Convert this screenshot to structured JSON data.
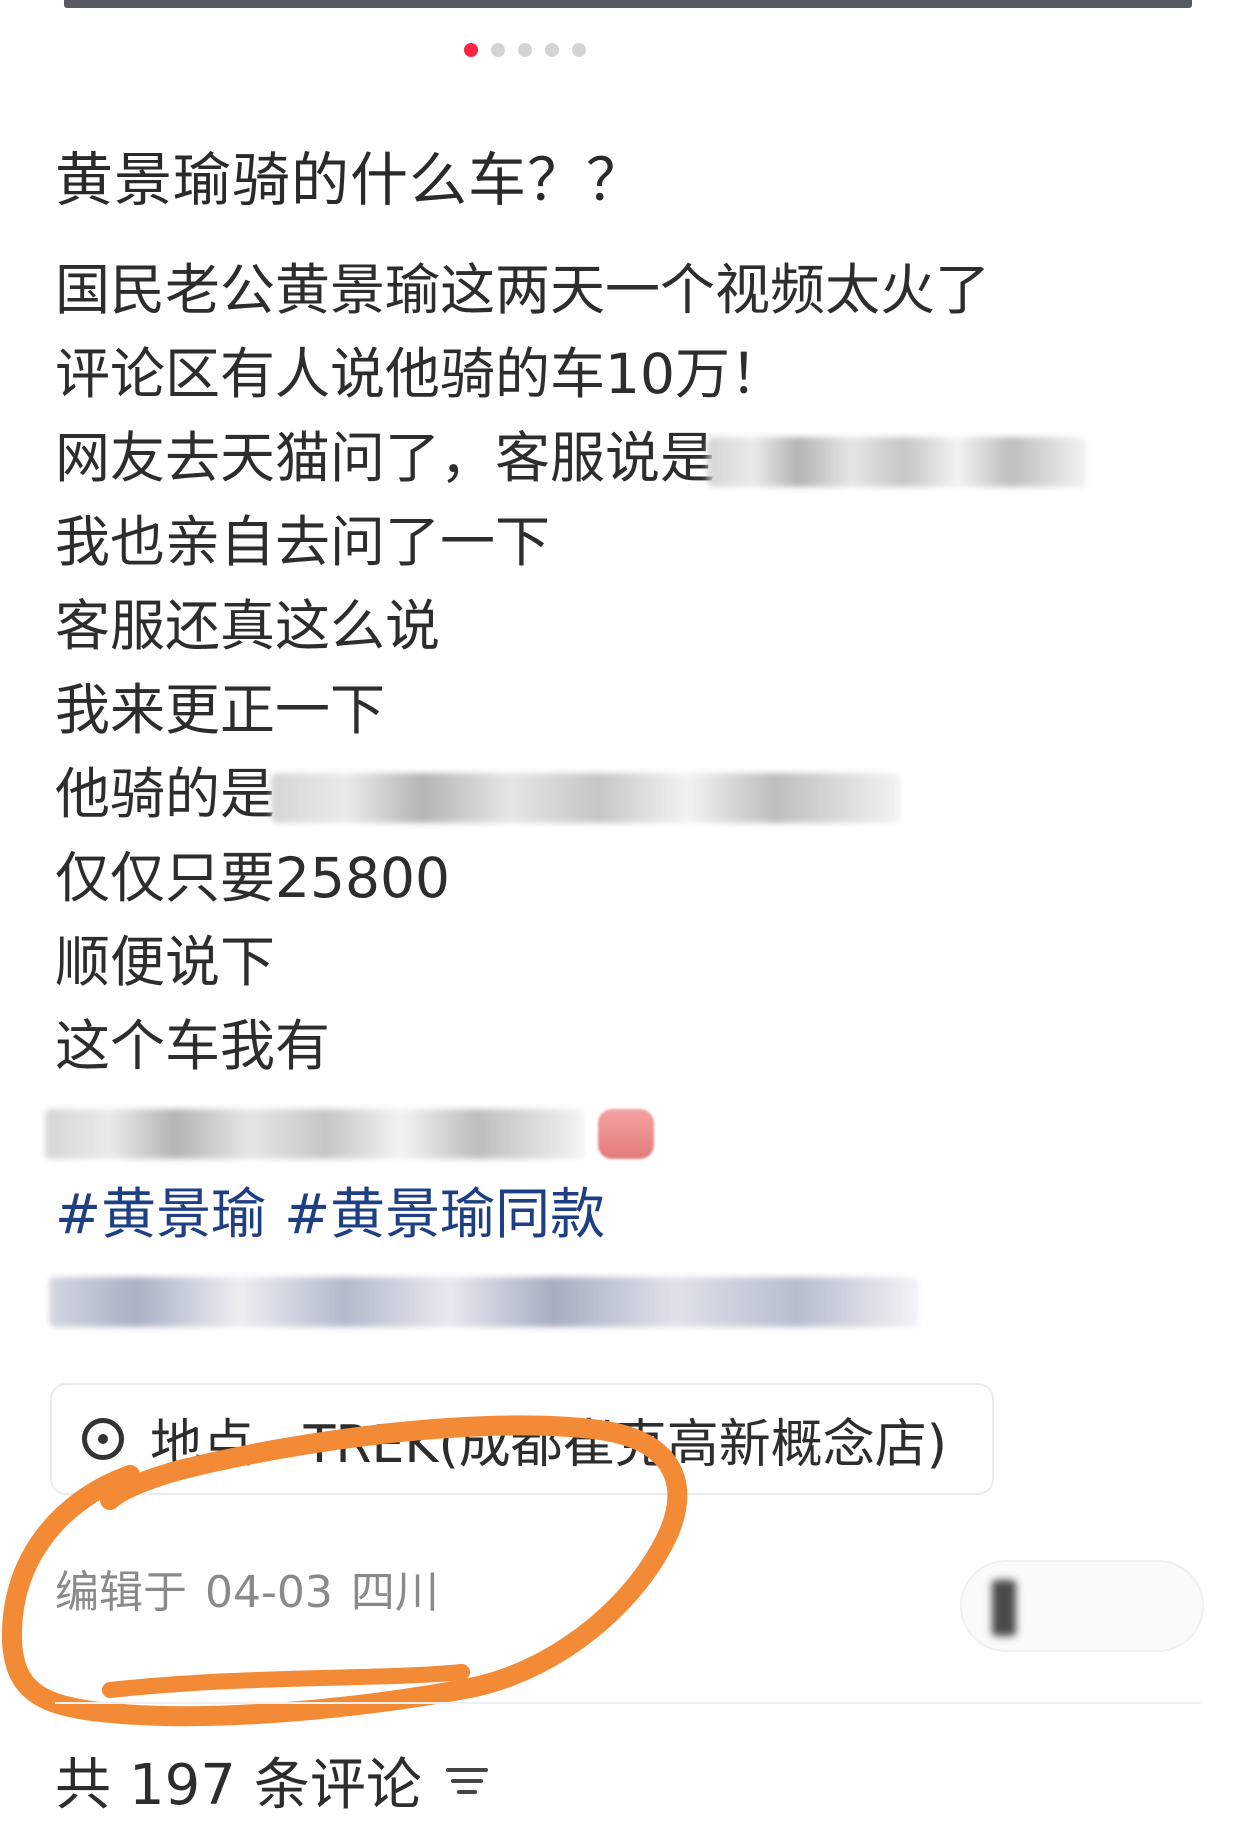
{
  "colors": {
    "accent": "#ff2442",
    "hashtag": "#1e3f84",
    "annotation_stroke": "#f28a36",
    "muted_text": "#8a8a8a"
  },
  "carousel": {
    "dot_count": 5,
    "active_index": 0
  },
  "post": {
    "title": "黄景瑜骑的什么车？？",
    "lines": [
      {
        "text": "国民老公黄景瑜这两天一个视频太火了"
      },
      {
        "text": "评论区有人说他骑的车10万！"
      },
      {
        "text": "网友去天猫问了，客服说是"
      },
      {
        "text": "我也亲自去问了一下"
      },
      {
        "text": "客服还真这么说"
      },
      {
        "text": "我来更正一下"
      },
      {
        "text": "他骑的是"
      },
      {
        "text": "仅仅只要25800"
      },
      {
        "text": "顺便说下"
      },
      {
        "text": "这个车我有"
      }
    ],
    "hashtags": [
      "#黄景瑜",
      "#黄景瑜同款"
    ]
  },
  "location": {
    "icon": "location-pin-icon",
    "text": "地点 · TREK(成都崔克高新概念店)"
  },
  "meta": {
    "edited_prefix": "编辑于",
    "edited_date": "04-03",
    "region": "四川"
  },
  "comments": {
    "prefix": "共",
    "count": "197",
    "suffix": "条评论",
    "sort_icon": "filter-sort-icon"
  }
}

-*-*-

**REQUIRED WORK**
Output the material word for word, omitting its pictures.

**TASK RESULT**
Convert this screenshot to structured JSON data.
{
  "colors": {
    "accent": "#ff2442",
    "hashtag": "#1e3f84",
    "annotation_stroke": "#f28a36",
    "muted_text": "#8a8a8a"
  },
  "carousel": {
    "dot_count": 5,
    "active_index": 0
  },
  "post": {
    "title": "黄景瑜骑的什么车？？",
    "lines": [
      {
        "text": "国民老公黄景瑜这两天一个视频太火了"
      },
      {
        "text": "评论区有人说他骑的车10万！"
      },
      {
        "text": "网友去天猫问了，客服说是"
      },
      {
        "text": "我也亲自去问了一下"
      },
      {
        "text": "客服还真这么说"
      },
      {
        "text": "我来更正一下"
      },
      {
        "text": "他骑的是"
      },
      {
        "text": "仅仅只要25800"
      },
      {
        "text": "顺便说下"
      },
      {
        "text": "这个车我有"
      }
    ],
    "hashtags": [
      "#黄景瑜",
      "#黄景瑜同款"
    ]
  },
  "location": {
    "icon": "location-pin-icon",
    "text": "地点 · TREK(成都崔克高新概念店)"
  },
  "meta": {
    "edited_prefix": "编辑于",
    "edited_date": "04-03",
    "region": "四川"
  },
  "comments": {
    "prefix": "共",
    "count": "197",
    "suffix": "条评论",
    "sort_icon": "filter-sort-icon"
  }
}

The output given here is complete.